▼▼▼
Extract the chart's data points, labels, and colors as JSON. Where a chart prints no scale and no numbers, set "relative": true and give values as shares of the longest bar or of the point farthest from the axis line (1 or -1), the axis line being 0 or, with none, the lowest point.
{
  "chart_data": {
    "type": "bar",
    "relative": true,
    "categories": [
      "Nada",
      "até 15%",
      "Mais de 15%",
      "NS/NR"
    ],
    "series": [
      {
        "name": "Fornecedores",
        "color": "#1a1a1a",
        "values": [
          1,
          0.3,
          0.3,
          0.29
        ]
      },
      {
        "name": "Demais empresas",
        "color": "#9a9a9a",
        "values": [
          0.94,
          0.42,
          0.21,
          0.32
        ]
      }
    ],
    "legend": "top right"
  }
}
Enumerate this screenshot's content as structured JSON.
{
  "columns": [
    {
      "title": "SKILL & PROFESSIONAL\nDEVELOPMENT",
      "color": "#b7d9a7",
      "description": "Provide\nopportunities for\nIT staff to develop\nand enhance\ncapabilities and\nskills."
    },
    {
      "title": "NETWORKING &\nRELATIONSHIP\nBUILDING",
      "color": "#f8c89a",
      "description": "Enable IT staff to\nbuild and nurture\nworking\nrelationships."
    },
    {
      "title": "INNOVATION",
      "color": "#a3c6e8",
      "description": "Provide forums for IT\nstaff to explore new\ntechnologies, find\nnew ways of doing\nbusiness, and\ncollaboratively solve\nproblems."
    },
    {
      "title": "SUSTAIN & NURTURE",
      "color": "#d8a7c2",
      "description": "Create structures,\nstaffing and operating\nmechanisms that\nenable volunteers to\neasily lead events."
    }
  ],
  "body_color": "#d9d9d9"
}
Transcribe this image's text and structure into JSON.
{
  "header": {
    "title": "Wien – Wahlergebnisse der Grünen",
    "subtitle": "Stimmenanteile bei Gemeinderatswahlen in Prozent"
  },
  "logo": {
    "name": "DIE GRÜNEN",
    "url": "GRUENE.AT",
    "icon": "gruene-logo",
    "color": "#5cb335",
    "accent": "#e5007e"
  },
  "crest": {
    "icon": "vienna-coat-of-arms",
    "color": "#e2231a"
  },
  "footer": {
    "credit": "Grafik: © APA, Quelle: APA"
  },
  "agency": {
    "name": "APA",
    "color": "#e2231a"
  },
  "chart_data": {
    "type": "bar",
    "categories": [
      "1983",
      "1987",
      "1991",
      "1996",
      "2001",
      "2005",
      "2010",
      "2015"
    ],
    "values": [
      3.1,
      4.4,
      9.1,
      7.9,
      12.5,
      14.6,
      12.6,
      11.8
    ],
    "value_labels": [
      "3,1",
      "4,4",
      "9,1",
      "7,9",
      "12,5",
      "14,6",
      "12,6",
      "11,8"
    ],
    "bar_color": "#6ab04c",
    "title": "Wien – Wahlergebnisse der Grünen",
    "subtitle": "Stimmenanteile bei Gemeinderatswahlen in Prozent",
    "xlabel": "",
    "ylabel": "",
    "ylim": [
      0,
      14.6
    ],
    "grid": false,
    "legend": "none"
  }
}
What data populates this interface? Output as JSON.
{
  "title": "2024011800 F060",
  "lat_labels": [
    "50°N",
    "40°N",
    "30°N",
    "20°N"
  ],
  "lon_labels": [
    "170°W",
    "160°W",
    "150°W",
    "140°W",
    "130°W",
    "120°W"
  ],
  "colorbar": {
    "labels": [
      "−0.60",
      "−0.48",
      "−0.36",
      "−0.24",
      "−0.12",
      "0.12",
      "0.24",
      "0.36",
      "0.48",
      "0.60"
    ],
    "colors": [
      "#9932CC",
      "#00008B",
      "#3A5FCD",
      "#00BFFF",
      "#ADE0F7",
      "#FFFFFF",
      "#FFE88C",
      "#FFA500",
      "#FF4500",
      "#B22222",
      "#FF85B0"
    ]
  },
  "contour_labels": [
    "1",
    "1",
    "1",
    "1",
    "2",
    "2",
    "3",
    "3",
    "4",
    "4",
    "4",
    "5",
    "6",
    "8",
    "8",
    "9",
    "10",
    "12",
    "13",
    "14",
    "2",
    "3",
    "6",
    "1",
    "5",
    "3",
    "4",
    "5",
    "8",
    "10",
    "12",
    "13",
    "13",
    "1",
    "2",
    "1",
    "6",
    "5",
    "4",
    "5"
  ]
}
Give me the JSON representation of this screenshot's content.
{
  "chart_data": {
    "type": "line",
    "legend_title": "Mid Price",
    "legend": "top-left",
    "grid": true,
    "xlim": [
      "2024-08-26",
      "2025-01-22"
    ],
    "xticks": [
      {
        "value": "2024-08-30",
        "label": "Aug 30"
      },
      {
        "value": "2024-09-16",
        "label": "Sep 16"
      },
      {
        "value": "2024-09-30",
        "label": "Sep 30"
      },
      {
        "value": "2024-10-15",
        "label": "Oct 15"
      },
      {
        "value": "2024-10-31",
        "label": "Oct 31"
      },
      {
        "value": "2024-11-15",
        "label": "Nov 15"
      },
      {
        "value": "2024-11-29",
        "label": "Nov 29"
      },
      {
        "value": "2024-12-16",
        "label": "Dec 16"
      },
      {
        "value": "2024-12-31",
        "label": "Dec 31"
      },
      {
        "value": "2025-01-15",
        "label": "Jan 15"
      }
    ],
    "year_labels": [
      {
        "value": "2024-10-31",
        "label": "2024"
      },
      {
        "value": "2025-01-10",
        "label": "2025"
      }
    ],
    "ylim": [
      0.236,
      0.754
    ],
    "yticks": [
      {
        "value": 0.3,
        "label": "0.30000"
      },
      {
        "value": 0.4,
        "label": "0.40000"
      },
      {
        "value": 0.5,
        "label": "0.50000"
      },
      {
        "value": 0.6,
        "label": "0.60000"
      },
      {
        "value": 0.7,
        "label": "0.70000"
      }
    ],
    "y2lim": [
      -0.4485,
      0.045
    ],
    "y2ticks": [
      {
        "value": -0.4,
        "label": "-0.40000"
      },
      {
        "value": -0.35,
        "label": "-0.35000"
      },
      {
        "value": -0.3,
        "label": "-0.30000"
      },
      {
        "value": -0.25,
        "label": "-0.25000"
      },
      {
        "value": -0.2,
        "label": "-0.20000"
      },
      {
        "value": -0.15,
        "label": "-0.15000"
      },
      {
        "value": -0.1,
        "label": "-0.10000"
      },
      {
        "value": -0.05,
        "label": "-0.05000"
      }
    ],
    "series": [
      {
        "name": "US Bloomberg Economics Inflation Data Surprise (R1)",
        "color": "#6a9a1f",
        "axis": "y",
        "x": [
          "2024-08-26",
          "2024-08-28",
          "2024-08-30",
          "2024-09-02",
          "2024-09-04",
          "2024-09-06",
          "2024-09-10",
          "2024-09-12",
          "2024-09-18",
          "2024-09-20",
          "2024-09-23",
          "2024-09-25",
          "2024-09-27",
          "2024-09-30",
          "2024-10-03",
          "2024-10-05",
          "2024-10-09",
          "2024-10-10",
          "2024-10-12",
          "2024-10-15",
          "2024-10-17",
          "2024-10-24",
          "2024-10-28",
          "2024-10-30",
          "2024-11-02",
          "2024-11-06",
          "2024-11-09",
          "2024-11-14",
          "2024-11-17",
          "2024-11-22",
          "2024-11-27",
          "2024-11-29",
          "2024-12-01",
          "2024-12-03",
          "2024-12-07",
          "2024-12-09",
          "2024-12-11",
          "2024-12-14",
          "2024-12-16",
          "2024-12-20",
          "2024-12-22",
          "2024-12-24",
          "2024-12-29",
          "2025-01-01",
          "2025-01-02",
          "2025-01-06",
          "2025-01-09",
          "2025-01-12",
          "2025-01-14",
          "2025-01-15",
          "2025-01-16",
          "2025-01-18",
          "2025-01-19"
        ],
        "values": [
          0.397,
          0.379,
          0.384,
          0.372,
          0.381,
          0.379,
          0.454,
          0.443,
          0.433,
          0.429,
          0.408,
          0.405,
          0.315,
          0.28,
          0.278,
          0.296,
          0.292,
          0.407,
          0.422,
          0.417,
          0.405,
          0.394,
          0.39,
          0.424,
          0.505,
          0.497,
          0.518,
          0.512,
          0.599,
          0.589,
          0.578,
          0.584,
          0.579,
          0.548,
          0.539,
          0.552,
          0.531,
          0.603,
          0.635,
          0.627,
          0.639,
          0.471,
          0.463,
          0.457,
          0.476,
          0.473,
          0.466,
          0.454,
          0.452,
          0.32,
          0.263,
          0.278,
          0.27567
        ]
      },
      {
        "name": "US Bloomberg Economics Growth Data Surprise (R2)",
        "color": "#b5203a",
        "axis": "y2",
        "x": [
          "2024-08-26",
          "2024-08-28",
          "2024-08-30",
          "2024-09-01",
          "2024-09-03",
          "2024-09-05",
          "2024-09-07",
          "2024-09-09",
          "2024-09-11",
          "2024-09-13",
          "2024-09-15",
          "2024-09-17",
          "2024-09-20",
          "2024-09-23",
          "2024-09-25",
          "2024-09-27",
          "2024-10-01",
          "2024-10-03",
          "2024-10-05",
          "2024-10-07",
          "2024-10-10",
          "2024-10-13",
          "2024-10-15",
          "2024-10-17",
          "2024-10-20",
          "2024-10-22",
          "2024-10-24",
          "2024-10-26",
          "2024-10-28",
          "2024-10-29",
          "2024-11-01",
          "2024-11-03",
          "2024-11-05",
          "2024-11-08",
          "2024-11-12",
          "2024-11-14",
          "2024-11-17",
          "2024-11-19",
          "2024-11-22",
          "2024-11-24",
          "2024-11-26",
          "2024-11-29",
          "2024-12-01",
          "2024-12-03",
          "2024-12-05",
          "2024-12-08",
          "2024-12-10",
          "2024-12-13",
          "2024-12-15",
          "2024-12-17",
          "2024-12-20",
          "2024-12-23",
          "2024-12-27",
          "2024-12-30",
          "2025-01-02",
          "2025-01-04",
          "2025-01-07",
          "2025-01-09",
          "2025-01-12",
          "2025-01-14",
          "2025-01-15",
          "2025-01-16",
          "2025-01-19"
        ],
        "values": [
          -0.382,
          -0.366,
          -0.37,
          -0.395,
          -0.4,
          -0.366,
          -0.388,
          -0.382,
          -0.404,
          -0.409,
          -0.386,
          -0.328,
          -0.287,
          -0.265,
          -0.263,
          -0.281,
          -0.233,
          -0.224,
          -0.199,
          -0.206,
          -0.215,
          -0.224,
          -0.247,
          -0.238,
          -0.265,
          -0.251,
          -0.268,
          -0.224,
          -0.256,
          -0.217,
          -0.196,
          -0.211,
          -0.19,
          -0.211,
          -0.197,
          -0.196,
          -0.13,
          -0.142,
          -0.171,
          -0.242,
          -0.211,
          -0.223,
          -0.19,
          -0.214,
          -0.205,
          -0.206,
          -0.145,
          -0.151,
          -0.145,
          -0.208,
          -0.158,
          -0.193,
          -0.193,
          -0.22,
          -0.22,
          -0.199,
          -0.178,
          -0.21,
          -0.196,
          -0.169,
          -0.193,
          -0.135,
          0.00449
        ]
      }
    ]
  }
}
▲▲▲
◆ WHAT THE TASK ASKS
Display every line of the listing that contains the string "JSON".

◆ SOLUTION TO THE EXERCISE
Extract the chart's data points, labels, and colors as JSON. Where a chart prints no scale and no numbers, set "relative": true and give values as shares of the longest bar or of the point farthest from the axis line (1 or -1), the axis line being 0 or, with none, the lowest point.
Enumerate this screenshot's content as structured JSON.
Transcribe this image's text and structure into JSON.
What data populates this interface? Output as JSON.
Give me the JSON representation of this screenshot's content.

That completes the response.